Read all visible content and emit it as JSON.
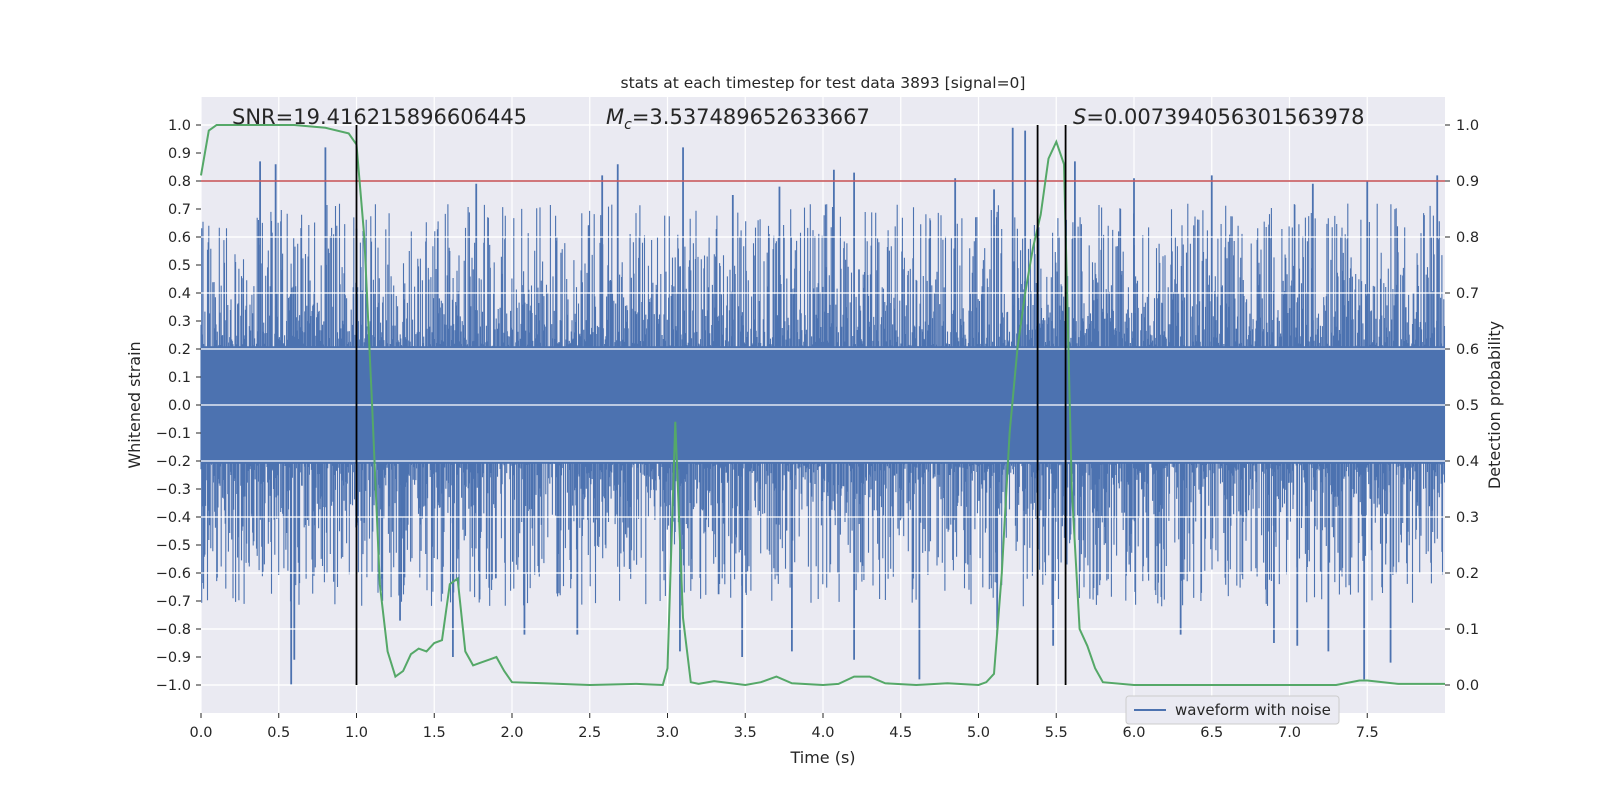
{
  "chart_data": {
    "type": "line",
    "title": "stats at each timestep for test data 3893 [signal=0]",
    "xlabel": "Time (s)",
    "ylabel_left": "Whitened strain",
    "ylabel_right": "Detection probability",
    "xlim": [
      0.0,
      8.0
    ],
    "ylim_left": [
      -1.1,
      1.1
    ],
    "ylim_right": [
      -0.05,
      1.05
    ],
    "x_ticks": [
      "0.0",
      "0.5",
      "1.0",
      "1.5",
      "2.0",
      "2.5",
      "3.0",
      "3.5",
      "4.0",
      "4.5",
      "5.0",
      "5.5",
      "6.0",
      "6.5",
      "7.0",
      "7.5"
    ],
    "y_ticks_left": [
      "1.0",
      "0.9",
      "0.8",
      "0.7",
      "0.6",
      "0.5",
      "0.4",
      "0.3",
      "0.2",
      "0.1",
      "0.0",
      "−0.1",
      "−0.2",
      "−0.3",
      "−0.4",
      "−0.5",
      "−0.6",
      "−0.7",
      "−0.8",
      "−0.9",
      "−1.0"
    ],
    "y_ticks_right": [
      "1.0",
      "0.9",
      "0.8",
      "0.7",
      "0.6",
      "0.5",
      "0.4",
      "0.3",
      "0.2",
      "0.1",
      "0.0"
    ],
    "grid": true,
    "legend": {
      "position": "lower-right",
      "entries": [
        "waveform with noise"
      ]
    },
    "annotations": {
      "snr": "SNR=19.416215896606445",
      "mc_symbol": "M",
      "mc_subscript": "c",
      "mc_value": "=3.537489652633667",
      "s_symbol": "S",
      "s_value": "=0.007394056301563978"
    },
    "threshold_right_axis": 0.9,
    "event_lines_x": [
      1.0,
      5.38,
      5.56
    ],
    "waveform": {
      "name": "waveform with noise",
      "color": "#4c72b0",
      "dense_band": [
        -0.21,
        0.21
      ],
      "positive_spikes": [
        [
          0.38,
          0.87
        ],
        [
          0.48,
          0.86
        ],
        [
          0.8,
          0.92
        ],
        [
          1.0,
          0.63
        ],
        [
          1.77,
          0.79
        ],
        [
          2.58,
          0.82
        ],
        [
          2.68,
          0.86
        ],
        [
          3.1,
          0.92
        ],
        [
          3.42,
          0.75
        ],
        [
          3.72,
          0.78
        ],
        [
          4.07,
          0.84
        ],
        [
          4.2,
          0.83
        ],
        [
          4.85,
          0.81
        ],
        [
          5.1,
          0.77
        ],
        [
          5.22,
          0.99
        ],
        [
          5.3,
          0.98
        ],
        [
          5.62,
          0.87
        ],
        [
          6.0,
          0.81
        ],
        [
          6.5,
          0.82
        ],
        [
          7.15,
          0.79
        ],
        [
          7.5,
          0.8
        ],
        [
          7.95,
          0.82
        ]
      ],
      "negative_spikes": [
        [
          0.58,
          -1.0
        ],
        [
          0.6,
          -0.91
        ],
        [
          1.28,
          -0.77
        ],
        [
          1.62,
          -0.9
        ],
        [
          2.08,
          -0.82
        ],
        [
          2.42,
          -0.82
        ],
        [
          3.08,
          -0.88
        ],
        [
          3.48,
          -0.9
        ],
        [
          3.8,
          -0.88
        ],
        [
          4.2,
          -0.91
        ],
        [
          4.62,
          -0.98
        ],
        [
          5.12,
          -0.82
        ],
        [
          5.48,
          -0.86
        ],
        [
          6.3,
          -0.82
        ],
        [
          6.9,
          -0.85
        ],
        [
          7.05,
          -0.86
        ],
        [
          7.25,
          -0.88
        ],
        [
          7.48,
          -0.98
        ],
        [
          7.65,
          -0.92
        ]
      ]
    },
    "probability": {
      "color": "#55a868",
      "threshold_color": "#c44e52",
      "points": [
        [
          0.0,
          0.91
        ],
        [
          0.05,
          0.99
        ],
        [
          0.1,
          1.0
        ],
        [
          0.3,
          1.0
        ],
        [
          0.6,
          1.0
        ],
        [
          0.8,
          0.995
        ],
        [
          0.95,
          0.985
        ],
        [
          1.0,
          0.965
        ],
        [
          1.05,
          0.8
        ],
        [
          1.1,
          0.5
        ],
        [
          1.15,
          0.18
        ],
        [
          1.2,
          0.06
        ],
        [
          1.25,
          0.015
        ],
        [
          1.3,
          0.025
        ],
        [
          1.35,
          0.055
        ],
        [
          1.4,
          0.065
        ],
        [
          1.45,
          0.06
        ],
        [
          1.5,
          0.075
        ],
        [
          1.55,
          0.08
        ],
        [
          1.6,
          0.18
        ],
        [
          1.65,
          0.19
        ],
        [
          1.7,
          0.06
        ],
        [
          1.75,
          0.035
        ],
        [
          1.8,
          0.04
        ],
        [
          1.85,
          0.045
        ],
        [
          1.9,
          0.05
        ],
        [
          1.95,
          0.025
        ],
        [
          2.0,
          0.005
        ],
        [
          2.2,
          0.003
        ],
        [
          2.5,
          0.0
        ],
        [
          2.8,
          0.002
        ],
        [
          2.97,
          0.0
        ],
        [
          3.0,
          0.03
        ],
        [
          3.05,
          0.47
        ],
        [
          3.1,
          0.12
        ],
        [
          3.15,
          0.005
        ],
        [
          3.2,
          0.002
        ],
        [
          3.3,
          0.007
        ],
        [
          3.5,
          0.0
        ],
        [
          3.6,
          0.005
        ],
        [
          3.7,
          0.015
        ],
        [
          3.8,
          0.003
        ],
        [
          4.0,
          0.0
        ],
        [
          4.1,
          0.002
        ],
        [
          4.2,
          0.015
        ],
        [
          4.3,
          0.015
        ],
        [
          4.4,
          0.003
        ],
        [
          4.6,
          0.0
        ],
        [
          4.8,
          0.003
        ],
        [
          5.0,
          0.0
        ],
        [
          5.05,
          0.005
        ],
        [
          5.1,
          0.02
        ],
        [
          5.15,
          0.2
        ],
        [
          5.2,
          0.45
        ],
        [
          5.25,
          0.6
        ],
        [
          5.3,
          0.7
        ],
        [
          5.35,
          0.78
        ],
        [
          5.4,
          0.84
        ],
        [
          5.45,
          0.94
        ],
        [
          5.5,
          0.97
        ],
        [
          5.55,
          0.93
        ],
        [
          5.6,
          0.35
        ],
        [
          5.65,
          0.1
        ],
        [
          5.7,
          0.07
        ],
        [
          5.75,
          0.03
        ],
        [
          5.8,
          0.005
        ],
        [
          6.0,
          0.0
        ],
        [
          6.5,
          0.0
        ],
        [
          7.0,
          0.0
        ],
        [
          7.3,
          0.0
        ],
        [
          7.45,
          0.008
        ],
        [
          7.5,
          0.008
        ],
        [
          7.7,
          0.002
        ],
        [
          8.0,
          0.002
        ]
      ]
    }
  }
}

▸ **Your goal**:
Copy down every line of the material above that includes the string "probability".

▸ **Answer below**:
    "ylabel_right": "Detection probability",
    "probability": {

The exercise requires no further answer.